### 待办任务
把下面所有的行一字不改地照抄一遍，但代表图片的行不要抄进去。

• • • •

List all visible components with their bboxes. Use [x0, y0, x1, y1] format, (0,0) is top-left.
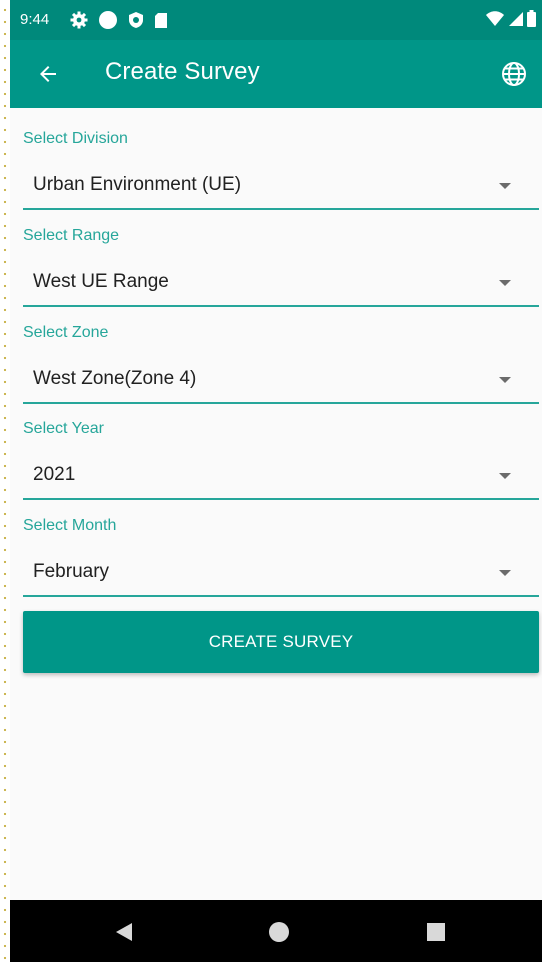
signal-icon [509, 11, 523, 26]
dropdown-arrow-icon [499, 183, 511, 189]
nav-home-icon[interactable] [269, 922, 289, 942]
create-survey-button[interactable]: CREATE SURVEY [23, 611, 539, 673]
settings-icon [70, 11, 88, 29]
shield-icon [129, 12, 143, 28]
language-button[interactable] [494, 54, 534, 94]
field-underline [23, 305, 539, 307]
dropdown-arrow-icon [499, 570, 511, 576]
phone-screen: 9:44 Create Survey Select Division Urban… [10, 0, 542, 962]
status-icons-right [486, 10, 536, 27]
year-value: 2021 [33, 464, 76, 485]
field-underline [23, 595, 539, 597]
battery-icon [527, 10, 536, 27]
circle-icon [99, 11, 117, 29]
range-select[interactable]: Select Range West UE Range [23, 211, 539, 307]
nav-recents-icon[interactable] [427, 923, 445, 941]
division-value: Urban Environment (UE) [33, 174, 242, 195]
field-underline [23, 208, 539, 210]
app-bar: Create Survey [10, 40, 542, 108]
zone-select[interactable]: Select Zone West Zone(Zone 4) [23, 308, 539, 404]
status-icons-left [70, 10, 168, 30]
system-nav-bar [10, 900, 542, 962]
division-label: Select Division [23, 130, 128, 147]
arrow-back-icon [40, 66, 56, 82]
year-select[interactable]: Select Year 2021 [23, 404, 539, 500]
month-select[interactable]: Select Month February [23, 501, 539, 597]
nav-back-icon[interactable] [114, 922, 134, 942]
page-title: Create Survey [105, 58, 260, 85]
dropdown-arrow-icon [499, 473, 511, 479]
dropdown-arrow-icon [499, 377, 511, 383]
month-value: February [33, 561, 110, 582]
month-label: Select Month [23, 517, 117, 534]
range-value: West UE Range [33, 271, 169, 292]
status-bar: 9:44 [10, 0, 542, 40]
edge-decoration [0, 0, 10, 962]
year-label: Select Year [23, 420, 104, 437]
zone-label: Select Zone [23, 324, 109, 341]
status-time: 9:44 [20, 11, 50, 28]
range-label: Select Range [23, 227, 120, 244]
field-underline [23, 498, 539, 500]
globe-icon [502, 62, 526, 86]
division-select[interactable]: Select Division Urban Environment (UE) [23, 114, 539, 210]
dropdown-arrow-icon [499, 280, 511, 286]
sd-card-icon [155, 12, 167, 28]
zone-value: West Zone(Zone 4) [33, 368, 197, 389]
wifi-icon [486, 10, 504, 26]
back-button[interactable] [30, 56, 66, 92]
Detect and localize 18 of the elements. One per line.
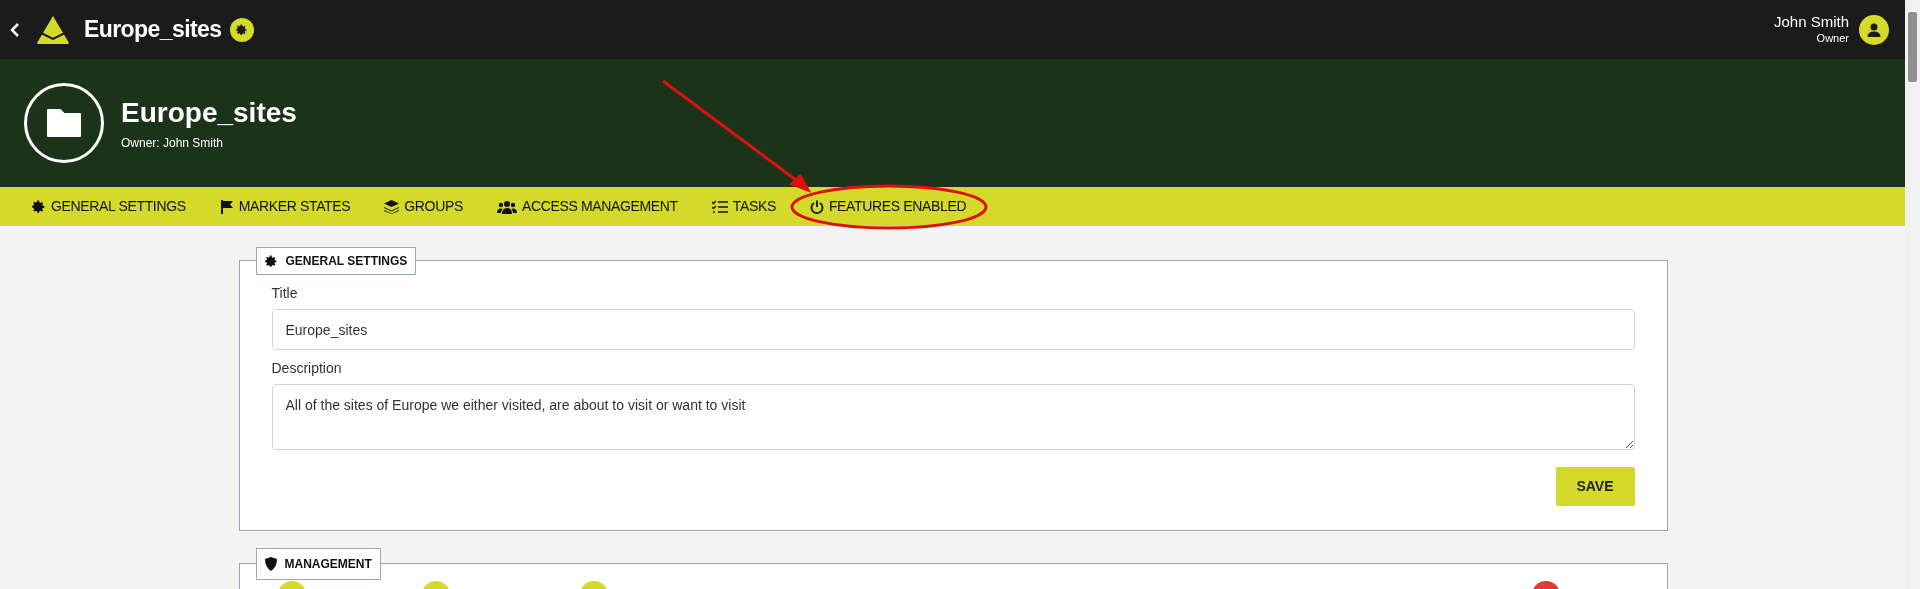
field-label: Title [271,284,299,303]
field-label: Description [271,359,343,378]
section-title: MANAGEMENT [284,556,372,573]
save-button[interactable]: SAVE [1555,467,1635,506]
tab[interactable]: ACCESS MANAGEMENT [496,187,678,226]
tab[interactable]: GROUPS [384,187,463,226]
user-name: John Smith [1773,13,1849,32]
project-title: Europe_sites [84,15,222,45]
section-title: GENERAL SETTINGS [285,253,408,270]
tab[interactable]: TASKS [711,187,776,226]
tab[interactable]: MARKER STATES [219,187,351,226]
title-field[interactable]: Europe_sites [271,309,1635,350]
user-role: Owner [1816,32,1849,46]
project-title: Europe_sites [121,95,297,130]
tab[interactable]: GENERAL SETTINGS [32,187,186,226]
tab[interactable]: FEATURES ENABLED [809,187,967,226]
description-field[interactable]: All of the sites of Europe we either visited, are about to visit or want to visit [271,384,1635,450]
project-owner: Owner: John Smith [121,134,225,152]
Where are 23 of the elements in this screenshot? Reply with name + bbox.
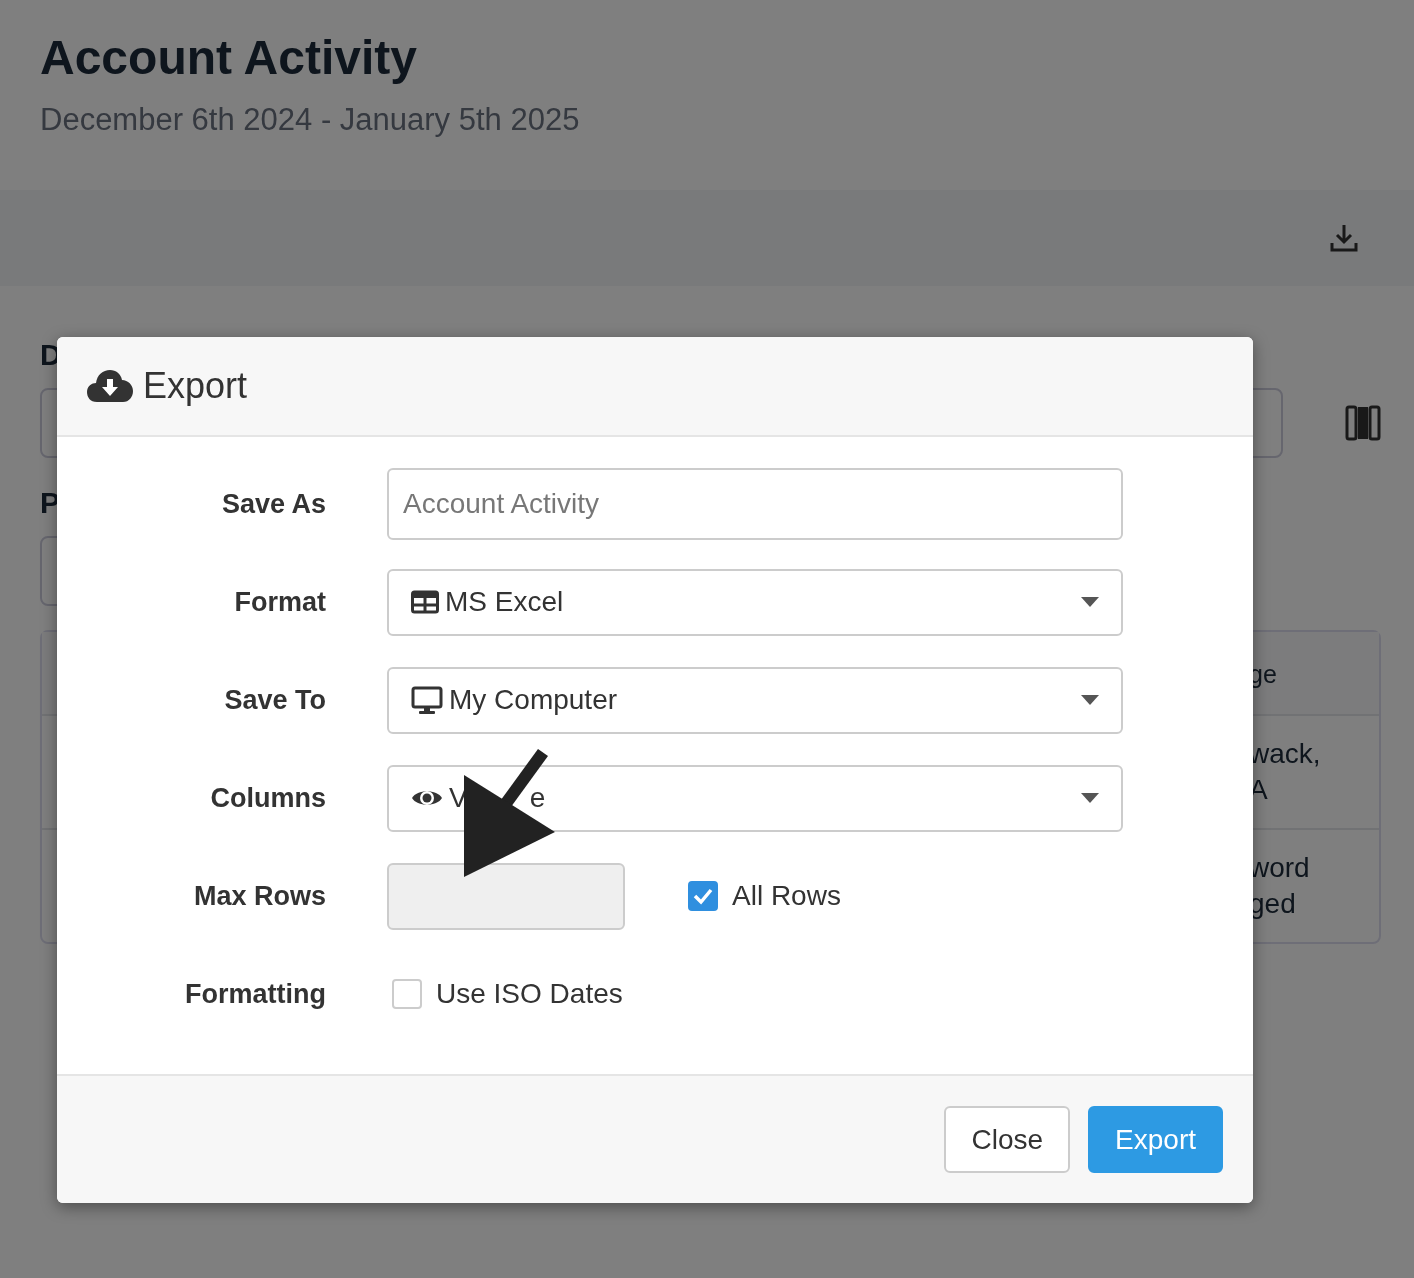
close-button[interactable]: Close	[944, 1106, 1071, 1173]
dialog-title: Export	[143, 365, 248, 407]
monitor-icon	[411, 686, 443, 714]
cloud-download-icon	[87, 369, 133, 403]
date-range: December 6th 2024 - January 5th 2025	[40, 101, 581, 139]
checkbox-label[interactable]: Use ISO Dates	[436, 978, 623, 1010]
columns-icon[interactable]	[1345, 405, 1381, 441]
download-icon[interactable]	[1329, 223, 1359, 253]
field-label: Max Rows	[192, 880, 326, 912]
table-icon	[411, 590, 439, 614]
page-title: Account Activity	[40, 30, 418, 86]
caret-icon	[1081, 793, 1099, 803]
field-label: Columns	[209, 782, 326, 814]
field-label: Save As	[220, 488, 326, 520]
checkbox[interactable]	[392, 979, 422, 1009]
caret-icon	[1081, 597, 1099, 607]
dropdown[interactable]: My Computer	[387, 666, 1123, 734]
field-label: Save To	[223, 684, 326, 716]
field-label: Formatting	[184, 978, 326, 1010]
input-field[interactable]: Account Activity	[387, 468, 1123, 540]
dropdown[interactable]: MS Excel	[387, 568, 1123, 636]
caret-icon	[1081, 695, 1099, 705]
field-label: Format	[233, 586, 326, 618]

• • • •

### 结果如下
List all visible components with their bboxes. Use [x0, y0, x1, y1] format, (0,0) is top-left.
signal-icon [509, 11, 523, 26]
dropdown-arrow-icon [499, 183, 511, 189]
nav-home-icon[interactable] [269, 922, 289, 942]
create-survey-button[interactable]: CREATE SURVEY [23, 611, 539, 673]
settings-icon [70, 11, 88, 29]
shield-icon [129, 12, 143, 28]
language-button[interactable] [494, 54, 534, 94]
field-underline [23, 305, 539, 307]
dropdown-arrow-icon [499, 570, 511, 576]
phone-screen: 9:44 Create Survey Select Division Urban… [10, 0, 542, 962]
status-icons-right [486, 10, 536, 27]
year-value: 2021 [33, 464, 76, 485]
field-underline [23, 595, 539, 597]
battery-icon [527, 10, 536, 27]
circle-icon [99, 11, 117, 29]
range-select[interactable]: Select Range West UE Range [23, 211, 539, 307]
nav-recents-icon[interactable] [427, 923, 445, 941]
division-value: Urban Environment (UE) [33, 174, 242, 195]
field-underline [23, 208, 539, 210]
app-bar: Create Survey [10, 40, 542, 108]
zone-select[interactable]: Select Zone West Zone(Zone 4) [23, 308, 539, 404]
status-icons-left [70, 10, 168, 30]
system-nav-bar [10, 900, 542, 962]
division-label: Select Division [23, 130, 128, 147]
arrow-back-icon [40, 66, 56, 82]
year-select[interactable]: Select Year 2021 [23, 404, 539, 500]
month-select[interactable]: Select Month February [23, 501, 539, 597]
nav-back-icon[interactable] [114, 922, 134, 942]
page-title: Create Survey [105, 58, 260, 85]
dropdown-arrow-icon [499, 473, 511, 479]
dropdown-arrow-icon [499, 377, 511, 383]
month-value: February [33, 561, 110, 582]
month-label: Select Month [23, 517, 117, 534]
range-value: West UE Range [33, 271, 169, 292]
status-bar: 9:44 [10, 0, 542, 40]
edge-decoration [0, 0, 10, 962]
year-label: Select Year [23, 420, 104, 437]
zone-label: Select Zone [23, 324, 109, 341]
status-time: 9:44 [20, 11, 50, 28]
range-label: Select Range [23, 227, 120, 244]
field-underline [23, 498, 539, 500]
globe-icon [502, 62, 526, 86]
division-select[interactable]: Select Division Urban Environment (UE) [23, 114, 539, 210]
dropdown-arrow-icon [499, 280, 511, 286]
sd-card-icon [155, 12, 167, 28]
zone-value: West Zone(Zone 4) [33, 368, 197, 389]
wifi-icon [486, 10, 504, 26]
back-button[interactable] [30, 56, 66, 92]
Detect and localize 18 of the elements. One per line.
field-label: Title [271,284,299,303]
field-label: Description [271,359,343,378]
section-title: MANAGEMENT [284,556,372,573]
save-button[interactable]: SAVE [1555,467,1635,506]
tab[interactable]: ACCESS MANAGEMENT [496,187,678,226]
tab[interactable]: GROUPS [384,187,463,226]
user-name: John Smith [1773,13,1849,32]
project-title: Europe_sites [84,15,222,45]
section-title: GENERAL SETTINGS [285,253,408,270]
tab[interactable]: TASKS [711,187,776,226]
tab[interactable]: MARKER STATES [219,187,351,226]
title-field[interactable]: Europe_sites [271,309,1635,350]
user-role: Owner [1816,32,1849,46]
project-title: Europe_sites [121,95,297,130]
tab[interactable]: GENERAL SETTINGS [32,187,186,226]
tab[interactable]: FEATURES ENABLED [809,187,967,226]
description-field[interactable]: All of the sites of Europe we either visited, are about to visit or want to visit [271,384,1635,450]
project-owner: Owner: John Smith [121,134,225,152]
Where are 23 of the elements in this screenshot? Reply with name + bbox.
close-button[interactable]: Close	[944, 1106, 1071, 1173]
dialog-title: Export	[143, 365, 248, 407]
monitor-icon	[411, 686, 443, 714]
cloud-download-icon	[87, 369, 133, 403]
date-range: December 6th 2024 - January 5th 2025	[40, 101, 581, 139]
checkbox-label[interactable]: Use ISO Dates	[436, 978, 623, 1010]
columns-icon[interactable]	[1345, 405, 1381, 441]
download-icon[interactable]	[1329, 223, 1359, 253]
field-label: Max Rows	[192, 880, 326, 912]
table-icon	[411, 590, 439, 614]
page-title: Account Activity	[40, 30, 418, 86]
caret-icon	[1081, 793, 1099, 803]
field-label: Columns	[209, 782, 326, 814]
field-label: Save As	[220, 488, 326, 520]
checkbox[interactable]	[392, 979, 422, 1009]
caret-icon	[1081, 597, 1099, 607]
dropdown[interactable]: My Computer	[387, 666, 1123, 734]
field-label: Save To	[223, 684, 326, 716]
field-label: Formatting	[184, 978, 326, 1010]
input-field[interactable]: Account Activity	[387, 468, 1123, 540]
dropdown[interactable]: MS Excel	[387, 568, 1123, 636]
caret-icon	[1081, 695, 1099, 705]
field-label: Format	[233, 586, 326, 618]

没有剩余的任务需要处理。